EXERCISE MATERIALS
------------
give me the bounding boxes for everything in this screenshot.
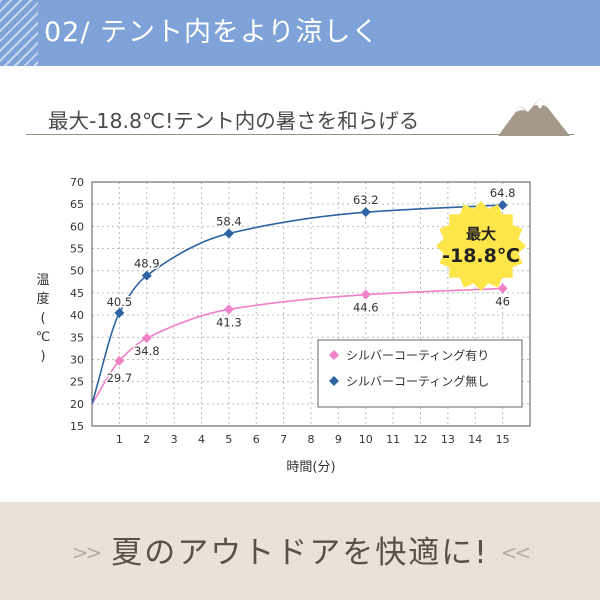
- data-label-with-coating: 44.6: [353, 301, 379, 315]
- x-axis-ticks: 1 2 3 4 5 6 7 8 9 10 11 12 13 14 15: [116, 433, 510, 446]
- footer-right-chevrons: <<: [500, 540, 531, 565]
- y-tick-label: 55: [70, 243, 84, 256]
- data-point-without-coating: [114, 307, 125, 318]
- data-point-with-coating: [141, 333, 152, 344]
- y-tick-label: 50: [70, 265, 84, 278]
- y-axis-label-char: 度: [36, 291, 49, 307]
- legend-marker-without-coating: [329, 376, 339, 386]
- mountain-icon: [498, 98, 570, 136]
- x-tick-label: 7: [280, 433, 287, 446]
- y-tick-label: 35: [70, 331, 84, 344]
- data-labels: 29.734.8 41.3 44.6 46 40.5 48.9 58.4 63.2 64.8: [105, 185, 517, 387]
- x-axis-label: 時間(分): [286, 460, 335, 475]
- data-label-without-coating: 64.8: [490, 186, 516, 200]
- data-label-without-coating: 58.4: [216, 214, 242, 228]
- footer-banner: [0, 502, 600, 600]
- x-tick-label: 6: [253, 433, 260, 446]
- y-axis-label-char: ℃: [36, 330, 51, 345]
- data-point-with-coating: [114, 355, 125, 366]
- y-tick-label: 20: [70, 398, 84, 411]
- page-subtitle: 最大-18.8℃!テント内の暑さを和らげる: [48, 109, 420, 133]
- header-stripes: [0, 0, 38, 66]
- x-tick-label: 1: [116, 433, 123, 446]
- x-tick-label: 15: [496, 433, 510, 446]
- data-label-with-coating: 41.3: [216, 315, 242, 329]
- data-point-without-coating: [223, 228, 234, 239]
- y-axis-label-char: 温: [36, 273, 49, 288]
- max-badge: 最大 -18.8℃: [436, 201, 526, 291]
- y-tick-label: 65: [70, 198, 84, 211]
- y-axis-label: 温度 ( ℃): [36, 273, 51, 364]
- badge-line2: -18.8℃: [442, 245, 520, 267]
- data-label-without-coating: 48.9: [134, 257, 160, 271]
- data-point-with-coating: [497, 283, 508, 294]
- series-line-without-coating: [91, 204, 503, 405]
- data-point-without-coating: [497, 200, 508, 211]
- x-tick-label: 10: [359, 433, 373, 446]
- header-title: 02/ テント内をより涼しく: [44, 17, 380, 48]
- y-axis-label-char: (: [40, 311, 45, 326]
- y-tick-label: 40: [70, 309, 84, 322]
- y-tick-label: 70: [70, 176, 84, 189]
- footer-text: 夏のアウトドアを快適に!: [111, 534, 489, 571]
- data-point-with-coating: [360, 289, 371, 300]
- x-tick-label: 9: [335, 433, 342, 446]
- legend-marker-with-coating: [329, 350, 339, 360]
- y-tick-label: 25: [70, 376, 84, 389]
- data-point-with-coating: [223, 304, 234, 315]
- y-tick-label: 60: [70, 220, 84, 233]
- y-tick-label: 30: [70, 353, 84, 366]
- x-tick-label: 3: [171, 433, 178, 446]
- x-tick-label: 5: [225, 433, 232, 446]
- x-tick-label: 12: [414, 433, 428, 446]
- x-tick-label: 4: [198, 433, 205, 446]
- x-tick-label: 11: [386, 433, 400, 446]
- subtitle-divider: [26, 134, 574, 135]
- data-point-without-coating: [360, 207, 371, 218]
- data-label-with-coating: 29.7: [107, 371, 133, 385]
- badge-starburst: [436, 201, 526, 291]
- footer-left-chevrons: >>: [71, 540, 102, 565]
- x-tick-label: 14: [468, 433, 482, 446]
- y-tick-label: 45: [70, 287, 84, 300]
- legend: シルバーコーティング有り シルバーコーティング無し: [317, 339, 523, 408]
- data-label-without-coating: 40.5: [107, 295, 133, 309]
- chart-series: [91, 200, 508, 405]
- data-label-with-coating: 34.8: [134, 344, 160, 358]
- header-banner: [0, 0, 600, 66]
- x-tick-label: 13: [441, 433, 455, 446]
- x-tick-label: 2: [143, 433, 150, 446]
- data-point-without-coating: [141, 270, 152, 281]
- y-axis-label-char: ): [40, 349, 45, 364]
- badge-line1: 最大: [466, 225, 496, 243]
- y-tick-label: 15: [70, 420, 84, 433]
- legend-box: [317, 339, 523, 408]
- legend-label-without-coating: シルバーコーティング無し: [346, 374, 489, 389]
- data-label-with-coating: 46: [495, 294, 510, 308]
- x-tick-label: 8: [308, 433, 315, 446]
- plot-frame: [91, 181, 531, 427]
- legend-label-with-coating: シルバーコーティング有り: [346, 349, 489, 363]
- data-label-without-coating: 63.2: [353, 193, 379, 207]
- y-axis-ticks: 15 20 25 30 35 40 45 50 55 60 65 70: [70, 176, 84, 433]
- footer-slogan: >> 夏のアウトドアを快適に! <<: [0, 502, 600, 600]
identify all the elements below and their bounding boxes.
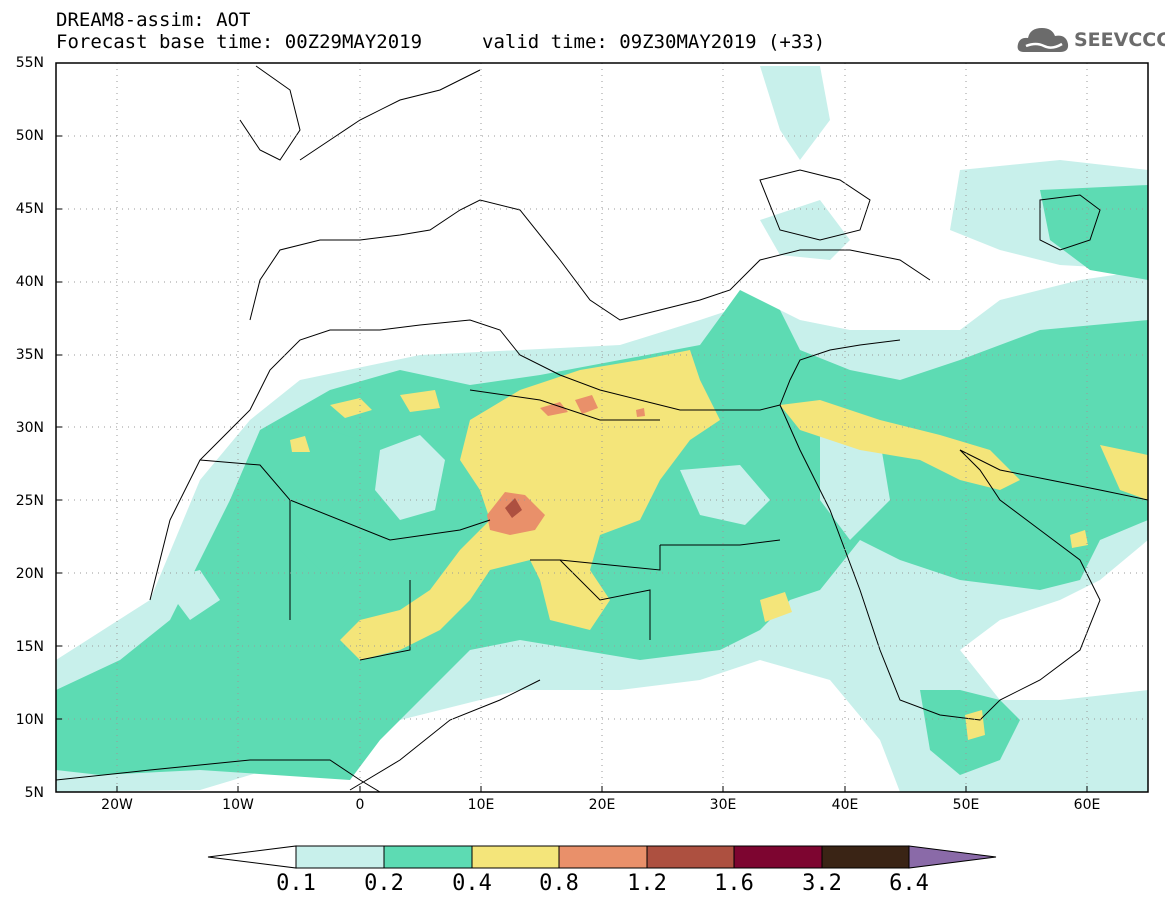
cloud-icon [1017,28,1069,52]
lon-label: 10W [222,797,254,813]
lon-label: 20E [588,797,616,813]
lon-label: 60E [1073,797,1101,813]
colorbar-label: 0.2 [364,871,404,896]
colorbar-label: 1.2 [627,871,667,896]
lat-label: 35N [15,347,44,363]
valid-time-label: valid time: 09Z30MAY2019 (+33) [482,31,826,53]
lat-label: 10N [15,712,44,728]
aot-darkred-field [505,498,522,518]
coastlines [56,65,1148,792]
colorbar [207,845,997,869]
lat-label: 40N [15,274,44,290]
colorbar-label: 6.4 [889,871,929,896]
colorbar-label: 0.1 [276,871,316,896]
lon-label: 40E [831,797,859,813]
axis-ticks [56,135,1088,792]
colorbar-swatch-7 [821,845,910,869]
lon-label: 30E [709,797,737,813]
lon-label: 20W [101,797,133,813]
colorbar-label: 0.4 [452,871,492,896]
grid-lines [56,63,1148,792]
lon-label: 10E [467,797,495,813]
lat-label: 30N [15,420,44,436]
lon-label: 0 [355,797,365,813]
colorbar-label: 1.6 [714,871,754,896]
colorbar-swatch-6 [733,845,823,869]
seevccc-logo: SEEVCCC [1016,22,1165,58]
lat-label: 15N [15,639,44,655]
lat-label: 50N [15,128,44,144]
lat-label: 55N [15,55,44,71]
lat-label: 20N [15,566,44,582]
colorbar-swatch-3 [471,845,560,869]
colorbar-label: 3.2 [802,871,842,896]
lat-label: 25N [15,493,44,509]
lon-label: 50E [952,797,980,813]
colorbar-swatch-5 [646,845,735,869]
colorbar-swatch-1 [295,845,385,869]
colorbar-over-triangle [908,845,997,869]
lat-label: 5N [24,785,44,801]
logo-text: SEEVCCC [1074,29,1165,51]
lat-label: 45N [15,201,44,217]
base-time-label: Forecast base time: 00Z29MAY2019 [56,31,423,53]
map-title: DREAM8-assim: AOT [56,9,251,31]
colorbar-under-triangle [207,845,297,869]
colorbar-swatch-4 [558,845,648,869]
colorbar-label: 0.8 [539,871,579,896]
colorbar-swatch-2 [383,845,473,869]
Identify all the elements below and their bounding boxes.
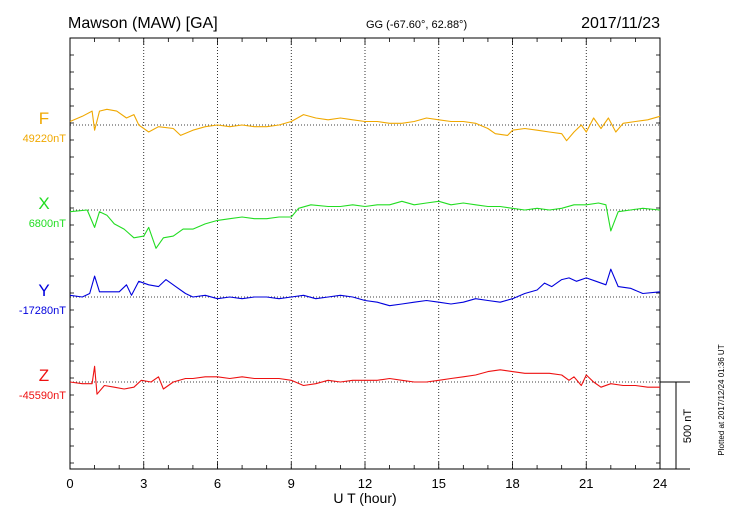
date-label: 2017/11/23: [581, 15, 660, 32]
x-tick-label: 21: [579, 476, 593, 491]
series-baseline-f: 49220nT: [23, 133, 67, 145]
series-name-z: Z: [39, 366, 49, 385]
plotted-note: Plotted at 2017/12/24 01:36 UT: [717, 344, 726, 455]
series-group: [69, 108, 661, 395]
series-line-f: [69, 108, 661, 142]
x-tick-label: 0: [66, 476, 73, 491]
station-title: Mawson (MAW) [GA]: [68, 15, 218, 32]
series-baseline-y: -17280nT: [19, 305, 66, 317]
grid: [70, 37, 660, 469]
scale-bar-label: 500 nT: [682, 409, 694, 444]
x-tick-label: 12: [358, 476, 372, 491]
x-tick-label: 6: [214, 476, 221, 491]
series-baseline-z: -45590nT: [19, 390, 66, 402]
series-baseline-x: 6800nT: [29, 218, 67, 230]
series-name-y: Y: [38, 281, 49, 300]
x-axis-label: U T (hour): [333, 490, 396, 506]
series-line-y: [69, 268, 661, 307]
coords-label: GG (-67.60°, 62.88°): [366, 19, 467, 31]
series-name-x: X: [38, 194, 49, 213]
scale-bar: 500 nT: [660, 381, 694, 470]
series-line-z: [69, 365, 660, 395]
series-name-f: F: [39, 109, 49, 128]
x-tick-label: 9: [288, 476, 295, 491]
x-tick-label: 24: [653, 476, 667, 491]
x-axis: 0 3 6 9 12 15 18 21 24: [66, 38, 667, 491]
x-tick-label: 18: [505, 476, 519, 491]
x-tick-label: 3: [140, 476, 147, 491]
x-tick-label: 15: [432, 476, 446, 491]
series-labels: F 49220nT X 6800nT Y -17280nT Z -45590nT: [19, 109, 66, 402]
series-line-x: [69, 200, 661, 249]
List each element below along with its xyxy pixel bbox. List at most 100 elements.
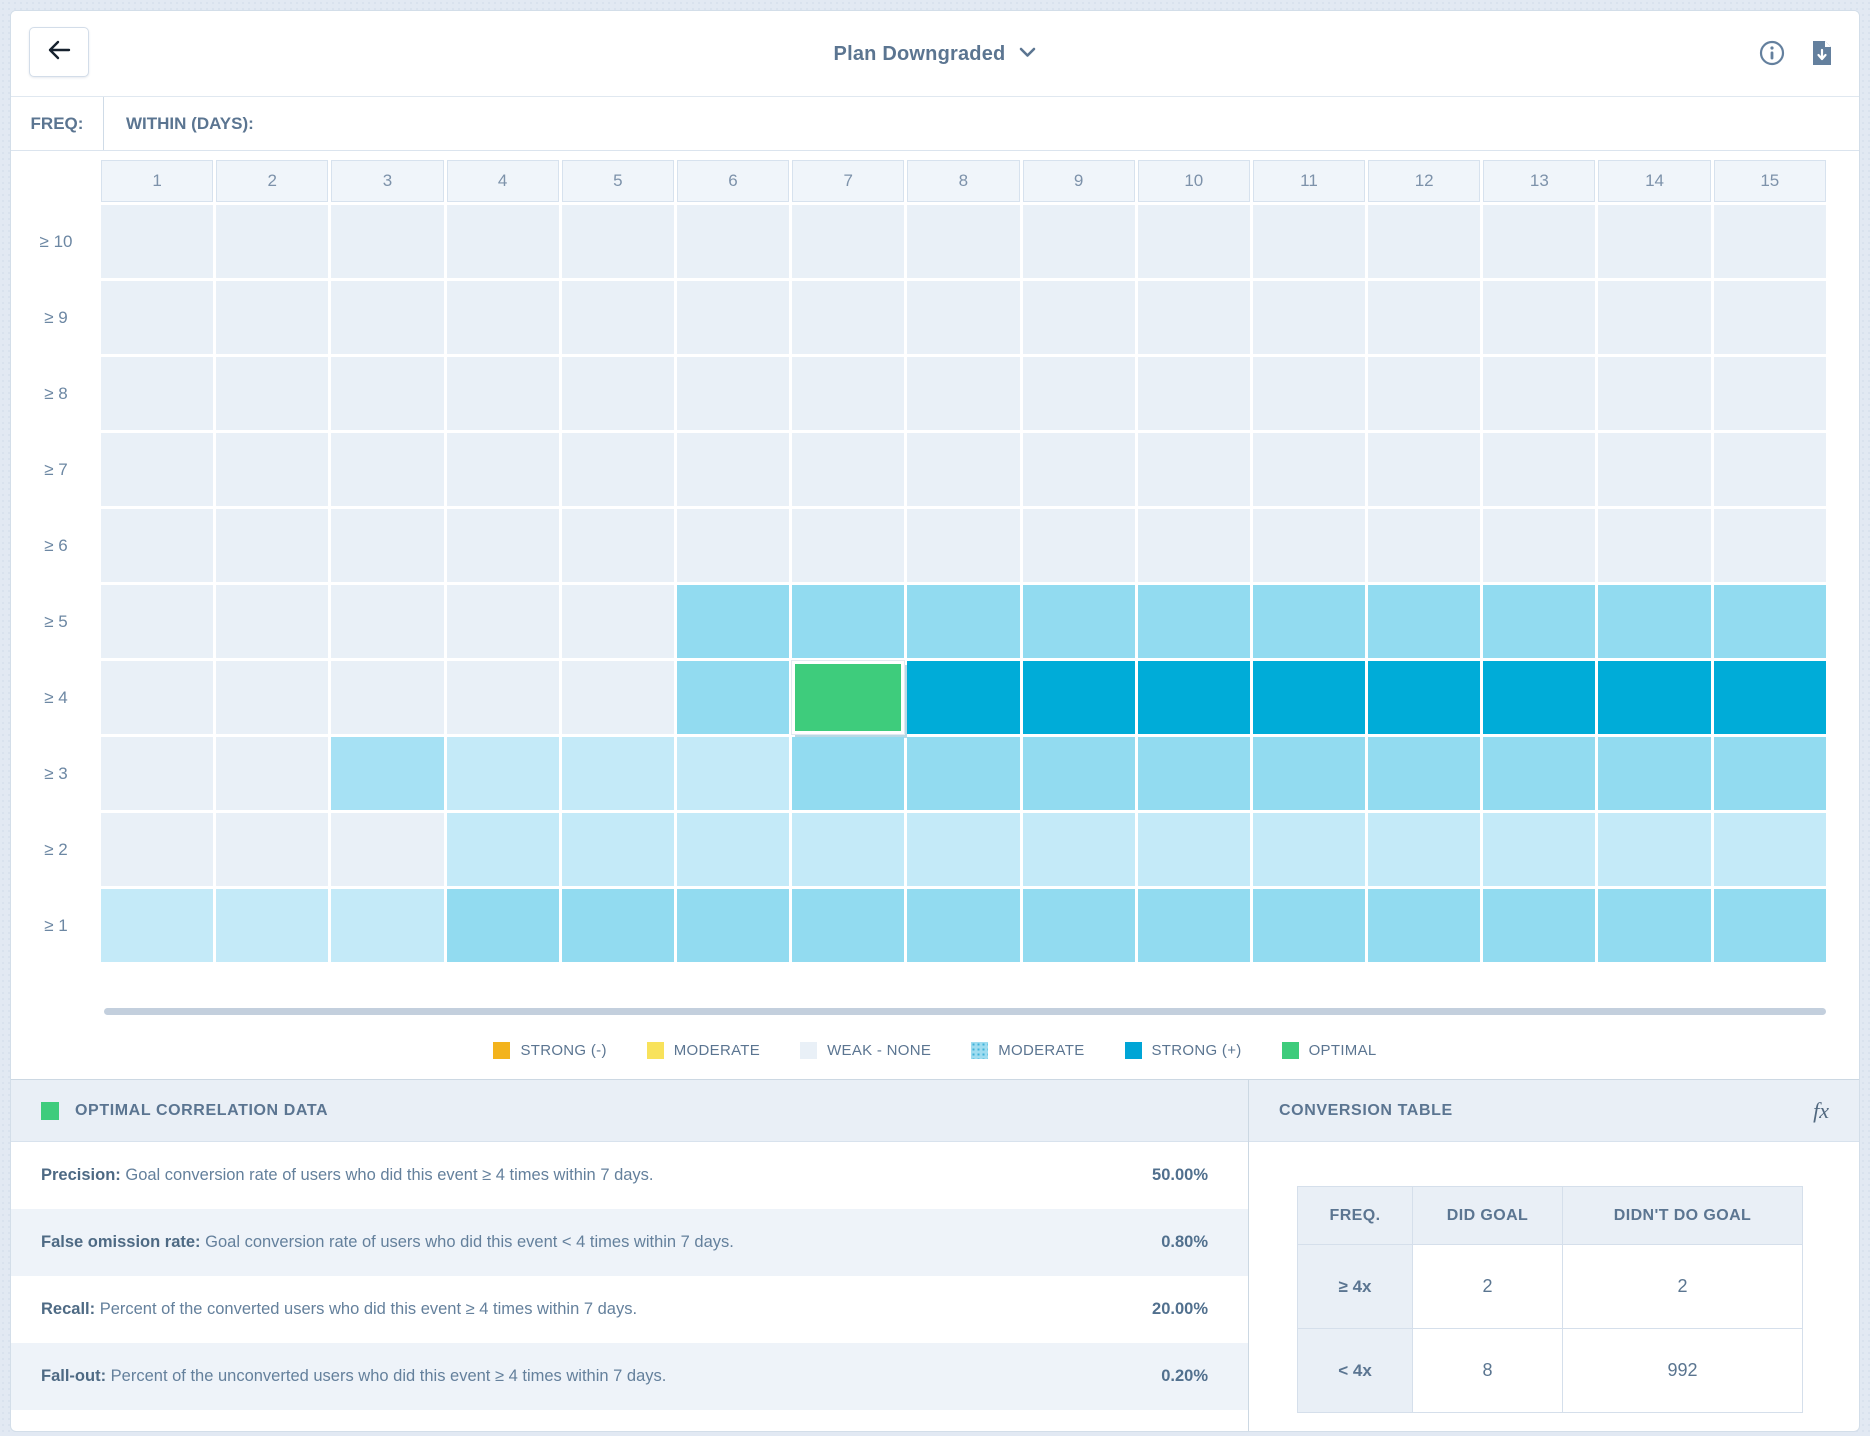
heatmap-cell[interactable] bbox=[561, 585, 674, 658]
heatmap-cell[interactable] bbox=[1598, 813, 1711, 886]
heatmap-cell[interactable] bbox=[101, 737, 214, 810]
heatmap-cell[interactable] bbox=[1252, 889, 1366, 962]
heatmap-cell[interactable] bbox=[1713, 661, 1826, 734]
heatmap-cell[interactable] bbox=[446, 509, 559, 582]
heatmap-cell[interactable] bbox=[101, 889, 214, 962]
heatmap-cell[interactable] bbox=[1252, 357, 1366, 430]
heatmap-cell[interactable] bbox=[1483, 889, 1596, 962]
heatmap-cell[interactable] bbox=[792, 509, 905, 582]
heatmap-cell[interactable] bbox=[676, 737, 790, 810]
heatmap-cell[interactable] bbox=[1713, 433, 1826, 506]
heatmap-cell[interactable] bbox=[1598, 661, 1711, 734]
heatmap-cell[interactable] bbox=[446, 357, 559, 430]
heatmap-cell[interactable] bbox=[676, 585, 790, 658]
horizontal-scrollbar[interactable] bbox=[104, 1008, 1826, 1015]
heatmap-cell[interactable] bbox=[1713, 205, 1826, 278]
heatmap-cell[interactable] bbox=[907, 433, 1020, 506]
heatmap-cell[interactable] bbox=[1137, 281, 1250, 354]
heatmap-cell[interactable] bbox=[1713, 281, 1826, 354]
heatmap-cell-optimal-selected[interactable] bbox=[791, 660, 906, 735]
heatmap-cell[interactable] bbox=[792, 281, 905, 354]
heatmap-cell[interactable] bbox=[446, 737, 559, 810]
heatmap-cell[interactable] bbox=[1713, 889, 1826, 962]
heatmap-cell[interactable] bbox=[101, 661, 214, 734]
heatmap-cell[interactable] bbox=[331, 433, 444, 506]
heatmap-cell[interactable] bbox=[561, 737, 674, 810]
heatmap-cell[interactable] bbox=[1252, 661, 1366, 734]
heatmap-cell[interactable] bbox=[1368, 889, 1481, 962]
heatmap-cell[interactable] bbox=[792, 357, 905, 430]
heatmap-cell[interactable] bbox=[446, 433, 559, 506]
heatmap-cell[interactable] bbox=[446, 813, 559, 886]
heatmap-cell[interactable] bbox=[907, 205, 1020, 278]
heatmap-cell[interactable] bbox=[1022, 433, 1135, 506]
heatmap-cell[interactable] bbox=[1368, 813, 1481, 886]
heatmap-cell[interactable] bbox=[1137, 509, 1250, 582]
heatmap-cell[interactable] bbox=[446, 205, 559, 278]
heatmap-cell[interactable] bbox=[1022, 585, 1135, 658]
heatmap-cell[interactable] bbox=[331, 281, 444, 354]
heatmap-cell[interactable] bbox=[792, 737, 905, 810]
heatmap-cell[interactable] bbox=[792, 889, 905, 962]
heatmap-cell[interactable] bbox=[1598, 281, 1711, 354]
heatmap-cell[interactable] bbox=[101, 357, 214, 430]
heatmap-cell[interactable] bbox=[216, 737, 329, 810]
heatmap-cell[interactable] bbox=[676, 661, 790, 734]
heatmap-cell[interactable] bbox=[1483, 813, 1596, 886]
heatmap-cell[interactable] bbox=[1022, 357, 1135, 430]
heatmap-cell[interactable] bbox=[561, 281, 674, 354]
heatmap-cell[interactable] bbox=[1252, 737, 1366, 810]
heatmap-cell[interactable] bbox=[792, 813, 905, 886]
heatmap-cell[interactable] bbox=[1483, 661, 1596, 734]
heatmap-cell[interactable] bbox=[561, 357, 674, 430]
heatmap-cell[interactable] bbox=[1022, 813, 1135, 886]
heatmap-cell[interactable] bbox=[1022, 281, 1135, 354]
heatmap-cell[interactable] bbox=[792, 433, 905, 506]
heatmap-cell[interactable] bbox=[101, 585, 214, 658]
heatmap-cell[interactable] bbox=[1368, 661, 1481, 734]
heatmap-cell[interactable] bbox=[331, 509, 444, 582]
heatmap-cell[interactable] bbox=[216, 357, 329, 430]
heatmap-cell[interactable] bbox=[1368, 737, 1481, 810]
heatmap-cell[interactable] bbox=[907, 585, 1020, 658]
heatmap-cell[interactable] bbox=[1598, 889, 1711, 962]
heatmap-cell[interactable] bbox=[101, 509, 214, 582]
heatmap-cell[interactable] bbox=[1598, 433, 1711, 506]
heatmap-cell[interactable] bbox=[1483, 281, 1596, 354]
heatmap-cell[interactable] bbox=[331, 205, 444, 278]
heatmap-cell[interactable] bbox=[1252, 433, 1366, 506]
heatmap-cell[interactable] bbox=[1713, 509, 1826, 582]
heatmap-cell[interactable] bbox=[561, 813, 674, 886]
heatmap-cell[interactable] bbox=[1483, 357, 1596, 430]
heatmap-cell[interactable] bbox=[1022, 889, 1135, 962]
heatmap-cell[interactable] bbox=[446, 281, 559, 354]
heatmap-cell[interactable] bbox=[331, 889, 444, 962]
heatmap-cell[interactable] bbox=[1483, 509, 1596, 582]
heatmap-cell[interactable] bbox=[561, 661, 674, 734]
heatmap-cell[interactable] bbox=[1483, 205, 1596, 278]
heatmap-cell[interactable] bbox=[1137, 357, 1250, 430]
heatmap-cell[interactable] bbox=[1713, 585, 1826, 658]
info-button[interactable] bbox=[1759, 40, 1785, 69]
download-button[interactable] bbox=[1811, 39, 1833, 70]
heatmap-cell[interactable] bbox=[216, 661, 329, 734]
heatmap-cell[interactable] bbox=[792, 585, 905, 658]
heatmap-cell[interactable] bbox=[676, 509, 790, 582]
heatmap-cell[interactable] bbox=[216, 889, 329, 962]
heatmap-cell[interactable] bbox=[676, 889, 790, 962]
heatmap-cell[interactable] bbox=[1022, 661, 1135, 734]
heatmap-cell[interactable] bbox=[907, 661, 1020, 734]
heatmap-cell[interactable] bbox=[561, 205, 674, 278]
heatmap-cell[interactable] bbox=[561, 889, 674, 962]
heatmap-cell[interactable] bbox=[1598, 357, 1711, 430]
heatmap-cell[interactable] bbox=[1598, 509, 1711, 582]
heatmap-cell[interactable] bbox=[1022, 205, 1135, 278]
heatmap-cell[interactable] bbox=[216, 813, 329, 886]
heatmap-cell[interactable] bbox=[1137, 585, 1250, 658]
heatmap-cell[interactable] bbox=[907, 813, 1020, 886]
heatmap-cell[interactable] bbox=[676, 205, 790, 278]
heatmap-cell[interactable] bbox=[1483, 585, 1596, 658]
heatmap-cell[interactable] bbox=[101, 205, 214, 278]
heatmap-cell[interactable] bbox=[561, 509, 674, 582]
heatmap-cell[interactable] bbox=[1483, 737, 1596, 810]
------------
WORK TO BE COMPLETED
Return verbatim the listing lines beginning at the one containing "- data-label-with-coating: 44.6: [353, 301, 379, 315]" and ending at the one containing "- series-line-without-coating: [91, 204, 503, 405]", both included.

TASK RESPONSE
- data-label-with-coating: 44.6: [353, 301, 379, 315]
- x-axis-ticks: 1 2 3 4 5 6 7 8 9 10 11 12 13 14 15: [116, 433, 510, 446]
- footer-right-chevrons: <<: [500, 540, 531, 565]
- y-tick-label: 55: [70, 243, 84, 256]
- data-point-without-coating: [114, 307, 125, 318]
- data-point-with-coating: [141, 333, 152, 344]
- y-tick-label: 50: [70, 265, 84, 278]
- y-axis-label-char: 度: [36, 291, 49, 307]
- legend-marker-without-coating: [329, 376, 339, 386]
- mountain-icon: [498, 98, 570, 136]
- x-tick-label: 7: [280, 433, 287, 446]
- y-tick-label: 35: [70, 331, 84, 344]
- data-labels: 29.734.8 41.3 44.6 46 40.5 48.9 58.4 63.2 64.8: [105, 185, 517, 387]
- x-axis-label: 時間(分): [286, 460, 335, 475]
- data-label-without-coating: 64.8: [490, 186, 516, 200]
- data-label-without-coating: 58.4: [216, 214, 242, 228]
- footer-banner: [0, 502, 600, 600]
- x-tick-label: 6: [253, 433, 260, 446]
- y-axis-label-char: ℃: [36, 330, 51, 345]
- data-point-with-coating: [114, 355, 125, 366]
- y-tick-label: 20: [70, 398, 84, 411]
- page-subtitle: 最大-18.8℃!テント内の暑さを和らげる: [48, 109, 420, 133]
- header-stripes: [0, 0, 38, 66]
- x-tick-label: 1: [116, 433, 123, 446]
- x-tick-label: 15: [496, 433, 510, 446]
- data-label-with-coating: 41.3: [216, 315, 242, 329]
- data-point-without-coating: [223, 228, 234, 239]
- y-axis-label-char: 温: [36, 273, 49, 288]
- max-badge: 最大 -18.8℃: [436, 201, 526, 291]
- y-tick-label: 65: [70, 198, 84, 211]
- y-axis-label: 温度 ( ℃): [36, 273, 51, 364]
- badge-line2: -18.8℃: [442, 245, 520, 267]
- data-label-without-coating: 48.9: [134, 257, 160, 271]
- data-point-with-coating: [497, 283, 508, 294]
- series-line-without-coating: [91, 204, 503, 405]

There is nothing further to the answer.